+++ Data to use
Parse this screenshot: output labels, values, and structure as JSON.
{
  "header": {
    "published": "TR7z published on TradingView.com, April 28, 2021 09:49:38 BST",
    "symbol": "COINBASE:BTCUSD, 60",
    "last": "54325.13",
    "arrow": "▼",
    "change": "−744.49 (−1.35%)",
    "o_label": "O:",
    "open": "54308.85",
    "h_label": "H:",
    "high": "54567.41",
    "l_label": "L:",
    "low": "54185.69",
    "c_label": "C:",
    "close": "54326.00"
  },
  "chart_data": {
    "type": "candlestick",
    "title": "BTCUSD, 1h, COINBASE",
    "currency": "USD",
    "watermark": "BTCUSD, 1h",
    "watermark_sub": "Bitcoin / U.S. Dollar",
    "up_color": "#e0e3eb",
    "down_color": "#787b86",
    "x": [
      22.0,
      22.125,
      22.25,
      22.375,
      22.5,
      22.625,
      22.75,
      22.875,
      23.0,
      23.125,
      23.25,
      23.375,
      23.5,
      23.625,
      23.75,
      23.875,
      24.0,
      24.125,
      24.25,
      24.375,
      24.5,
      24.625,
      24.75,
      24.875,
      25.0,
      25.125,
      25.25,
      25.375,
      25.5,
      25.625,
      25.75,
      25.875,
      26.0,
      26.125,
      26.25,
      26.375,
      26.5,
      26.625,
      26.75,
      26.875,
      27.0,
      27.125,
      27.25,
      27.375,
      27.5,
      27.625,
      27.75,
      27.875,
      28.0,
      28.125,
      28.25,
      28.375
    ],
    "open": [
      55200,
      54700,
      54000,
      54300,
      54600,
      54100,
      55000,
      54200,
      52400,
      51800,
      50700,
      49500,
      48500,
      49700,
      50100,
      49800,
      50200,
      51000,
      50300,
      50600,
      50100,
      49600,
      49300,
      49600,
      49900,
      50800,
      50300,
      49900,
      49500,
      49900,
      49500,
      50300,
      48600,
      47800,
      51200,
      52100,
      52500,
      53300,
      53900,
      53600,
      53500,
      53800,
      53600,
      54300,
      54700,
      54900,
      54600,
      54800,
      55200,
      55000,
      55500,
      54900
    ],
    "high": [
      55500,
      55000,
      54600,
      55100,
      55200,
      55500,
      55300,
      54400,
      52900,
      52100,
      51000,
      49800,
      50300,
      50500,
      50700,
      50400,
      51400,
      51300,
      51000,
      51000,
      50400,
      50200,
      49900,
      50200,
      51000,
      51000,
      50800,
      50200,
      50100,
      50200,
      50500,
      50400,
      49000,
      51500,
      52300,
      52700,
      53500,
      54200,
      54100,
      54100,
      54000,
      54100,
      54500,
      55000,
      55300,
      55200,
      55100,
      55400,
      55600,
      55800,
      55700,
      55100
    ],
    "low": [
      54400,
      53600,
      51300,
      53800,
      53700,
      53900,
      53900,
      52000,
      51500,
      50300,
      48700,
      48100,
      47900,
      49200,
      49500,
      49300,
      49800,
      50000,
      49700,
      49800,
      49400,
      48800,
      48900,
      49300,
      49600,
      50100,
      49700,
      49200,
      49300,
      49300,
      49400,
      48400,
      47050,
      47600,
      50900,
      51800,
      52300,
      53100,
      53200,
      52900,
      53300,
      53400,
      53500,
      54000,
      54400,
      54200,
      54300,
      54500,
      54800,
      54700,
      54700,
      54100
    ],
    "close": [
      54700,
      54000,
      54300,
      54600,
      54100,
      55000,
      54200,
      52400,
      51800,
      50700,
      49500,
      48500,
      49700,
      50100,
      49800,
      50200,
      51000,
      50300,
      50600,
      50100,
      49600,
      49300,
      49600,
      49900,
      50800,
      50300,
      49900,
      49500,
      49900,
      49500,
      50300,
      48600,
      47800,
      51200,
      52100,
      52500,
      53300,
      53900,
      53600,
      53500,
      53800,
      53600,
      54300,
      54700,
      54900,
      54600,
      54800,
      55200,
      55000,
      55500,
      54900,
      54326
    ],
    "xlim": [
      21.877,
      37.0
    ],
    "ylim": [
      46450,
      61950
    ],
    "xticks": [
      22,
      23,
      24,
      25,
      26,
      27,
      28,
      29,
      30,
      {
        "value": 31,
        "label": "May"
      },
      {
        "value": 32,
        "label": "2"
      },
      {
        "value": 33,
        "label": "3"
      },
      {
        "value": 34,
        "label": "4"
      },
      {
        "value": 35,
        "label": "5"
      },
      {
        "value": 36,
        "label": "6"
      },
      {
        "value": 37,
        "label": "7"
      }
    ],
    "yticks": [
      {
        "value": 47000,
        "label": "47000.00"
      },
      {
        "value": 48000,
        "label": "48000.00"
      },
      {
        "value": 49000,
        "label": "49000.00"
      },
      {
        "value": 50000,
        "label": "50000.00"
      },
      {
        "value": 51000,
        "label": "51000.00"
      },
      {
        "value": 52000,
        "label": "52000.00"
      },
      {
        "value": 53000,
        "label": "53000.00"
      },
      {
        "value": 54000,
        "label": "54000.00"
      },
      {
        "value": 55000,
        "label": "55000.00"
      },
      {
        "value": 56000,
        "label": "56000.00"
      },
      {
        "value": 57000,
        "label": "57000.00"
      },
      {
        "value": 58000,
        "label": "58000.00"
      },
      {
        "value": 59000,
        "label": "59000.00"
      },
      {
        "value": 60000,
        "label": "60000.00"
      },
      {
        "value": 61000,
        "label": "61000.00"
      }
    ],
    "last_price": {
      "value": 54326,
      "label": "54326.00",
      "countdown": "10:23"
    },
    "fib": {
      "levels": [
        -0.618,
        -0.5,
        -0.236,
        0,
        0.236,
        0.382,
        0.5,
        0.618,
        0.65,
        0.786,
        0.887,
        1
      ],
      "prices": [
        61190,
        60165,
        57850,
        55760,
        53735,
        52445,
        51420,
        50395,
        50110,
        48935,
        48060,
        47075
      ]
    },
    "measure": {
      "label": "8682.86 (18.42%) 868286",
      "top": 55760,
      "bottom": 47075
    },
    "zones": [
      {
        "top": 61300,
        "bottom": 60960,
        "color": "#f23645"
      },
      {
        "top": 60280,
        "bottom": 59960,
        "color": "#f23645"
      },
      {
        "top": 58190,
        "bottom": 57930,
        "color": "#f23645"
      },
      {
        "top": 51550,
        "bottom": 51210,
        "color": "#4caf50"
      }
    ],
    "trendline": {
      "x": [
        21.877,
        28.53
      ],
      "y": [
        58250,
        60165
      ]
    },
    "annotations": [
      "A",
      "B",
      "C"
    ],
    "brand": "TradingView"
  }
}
++++++
Stated problem:
Take the listing above and set it down exactly.

Task response:
Parse this screenshot: output labels, values, and structure as JSON.
{
  "header": {
    "published": "TR7z published on TradingView.com, April 28, 2021 09:49:38 BST",
    "symbol": "COINBASE:BTCUSD, 60",
    "last": "54325.13",
    "arrow": "▼",
    "change": "−744.49 (−1.35%)",
    "o_label": "O:",
    "open": "54308.85",
    "h_label": "H:",
    "high": "54567.41",
    "l_label": "L:",
    "low": "54185.69",
    "c_label": "C:",
    "close": "54326.00"
  },
  "chart_data": {
    "type": "candlestick",
    "title": "BTCUSD, 1h, COINBASE",
    "currency": "USD",
    "watermark": "BTCUSD, 1h",
    "watermark_sub": "Bitcoin / U.S. Dollar",
    "up_color": "#e0e3eb",
    "down_color": "#787b86",
    "x": [
      22.0,
      22.125,
      22.25,
      22.375,
      22.5,
      22.625,
      22.75,
      22.875,
      23.0,
      23.125,
      23.25,
      23.375,
      23.5,
      23.625,
      23.75,
      23.875,
      24.0,
      24.125,
      24.25,
      24.375,
      24.5,
      24.625,
      24.75,
      24.875,
      25.0,
      25.125,
      25.25,
      25.375,
      25.5,
      25.625,
      25.75,
      25.875,
      26.0,
      26.125,
      26.25,
      26.375,
      26.5,
      26.625,
      26.75,
      26.875,
      27.0,
      27.125,
      27.25,
      27.375,
      27.5,
      27.625,
      27.75,
      27.875,
      28.0,
      28.125,
      28.25,
      28.375
    ],
    "open": [
      55200,
      54700,
      54000,
      54300,
      54600,
      54100,
      55000,
      54200,
      52400,
      51800,
      50700,
      49500,
      48500,
      49700,
      50100,
      49800,
      50200,
      51000,
      50300,
      50600,
      50100,
      49600,
      49300,
      49600,
      49900,
      50800,
      50300,
      49900,
      49500,
      49900,
      49500,
      50300,
      48600,
      47800,
      51200,
      52100,
      52500,
      53300,
      53900,
      53600,
      53500,
      53800,
      53600,
      54300,
      54700,
      54900,
      54600,
      54800,
      55200,
      55000,
      55500,
      54900
    ],
    "high": [
      55500,
      55000,
      54600,
      55100,
      55200,
      55500,
      55300,
      54400,
      52900,
      52100,
      51000,
      49800,
      50300,
      50500,
      50700,
      50400,
      51400,
      51300,
      51000,
      51000,
      50400,
      50200,
      49900,
      50200,
      51000,
      51000,
      50800,
      50200,
      50100,
      50200,
      50500,
      50400,
      49000,
      51500,
      52300,
      52700,
      53500,
      54200,
      54100,
      54100,
      54000,
      54100,
      54500,
      55000,
      55300,
      55200,
      55100,
      55400,
      55600,
      55800,
      55700,
      55100
    ],
    "low": [
      54400,
      53600,
      51300,
      53800,
      53700,
      53900,
      53900,
      52000,
      51500,
      50300,
      48700,
      48100,
      47900,
      49200,
      49500,
      49300,
      49800,
      50000,
      49700,
      49800,
      49400,
      48800,
      48900,
      49300,
      49600,
      50100,
      49700,
      49200,
      49300,
      49300,
      49400,
      48400,
      47050,
      47600,
      50900,
      51800,
      52300,
      53100,
      53200,
      52900,
      53300,
      53400,
      53500,
      54000,
      54400,
      54200,
      54300,
      54500,
      54800,
      54700,
      54700,
      54100
    ],
    "close": [
      54700,
      54000,
      54300,
      54600,
      54100,
      55000,
      54200,
      52400,
      51800,
      50700,
      49500,
      48500,
      49700,
      50100,
      49800,
      50200,
      51000,
      50300,
      50600,
      50100,
      49600,
      49300,
      49600,
      49900,
      50800,
      50300,
      49900,
      49500,
      49900,
      49500,
      50300,
      48600,
      47800,
      51200,
      52100,
      52500,
      53300,
      53900,
      53600,
      53500,
      53800,
      53600,
      54300,
      54700,
      54900,
      54600,
      54800,
      55200,
      55000,
      55500,
      54900,
      54326
    ],
    "xlim": [
      21.877,
      37.0
    ],
    "ylim": [
      46450,
      61950
    ],
    "xticks": [
      22,
      23,
      24,
      25,
      26,
      27,
      28,
      29,
      30,
      {
        "value": 31,
        "label": "May"
      },
      {
        "value": 32,
        "label": "2"
      },
      {
        "value": 33,
        "label": "3"
      },
      {
        "value": 34,
        "label": "4"
      },
      {
        "value": 35,
        "label": "5"
      },
      {
        "value": 36,
        "label": "6"
      },
      {
        "value": 37,
        "label": "7"
      }
    ],
    "yticks": [
      {
        "value": 47000,
        "label": "47000.00"
      },
      {
        "value": 48000,
        "label": "48000.00"
      },
      {
        "value": 49000,
        "label": "49000.00"
      },
      {
        "value": 50000,
        "label": "50000.00"
      },
      {
        "value": 51000,
        "label": "51000.00"
      },
      {
        "value": 52000,
        "label": "52000.00"
      },
      {
        "value": 53000,
        "label": "53000.00"
      },
      {
        "value": 54000,
        "label": "54000.00"
      },
      {
        "value": 55000,
        "label": "55000.00"
      },
      {
        "value": 56000,
        "label": "56000.00"
      },
      {
        "value": 57000,
        "label": "57000.00"
      },
      {
        "value": 58000,
        "label": "58000.00"
      },
      {
        "value": 59000,
        "label": "59000.00"
      },
      {
        "value": 60000,
        "label": "60000.00"
      },
      {
        "value": 61000,
        "label": "61000.00"
      }
    ],
    "last_price": {
      "value": 54326,
      "label": "54326.00",
      "countdown": "10:23"
    },
    "fib": {
      "levels": [
        -0.618,
        -0.5,
        -0.236,
        0,
        0.236,
        0.382,
        0.5,
        0.618,
        0.65,
        0.786,
        0.887,
        1
      ],
      "prices": [
        61190,
        60165,
        57850,
        55760,
        53735,
        52445,
        51420,
        50395,
        50110,
        48935,
        48060,
        47075
      ]
    },
    "measure": {
      "label": "8682.86 (18.42%) 868286",
      "top": 55760,
      "bottom": 47075
    },
    "zones": [
      {
        "top": 61300,
        "bottom": 60960,
        "color": "#f23645"
      },
      {
        "top": 60280,
        "bottom": 59960,
        "color": "#f23645"
      },
      {
        "top": 58190,
        "bottom": 57930,
        "color": "#f23645"
      },
      {
        "top": 51550,
        "bottom": 51210,
        "color": "#4caf50"
      }
    ],
    "trendline": {
      "x": [
        21.877,
        28.53
      ],
      "y": [
        58250,
        60165
      ]
    },
    "annotations": [
      "A",
      "B",
      "C"
    ],
    "brand": "TradingView"
  }
}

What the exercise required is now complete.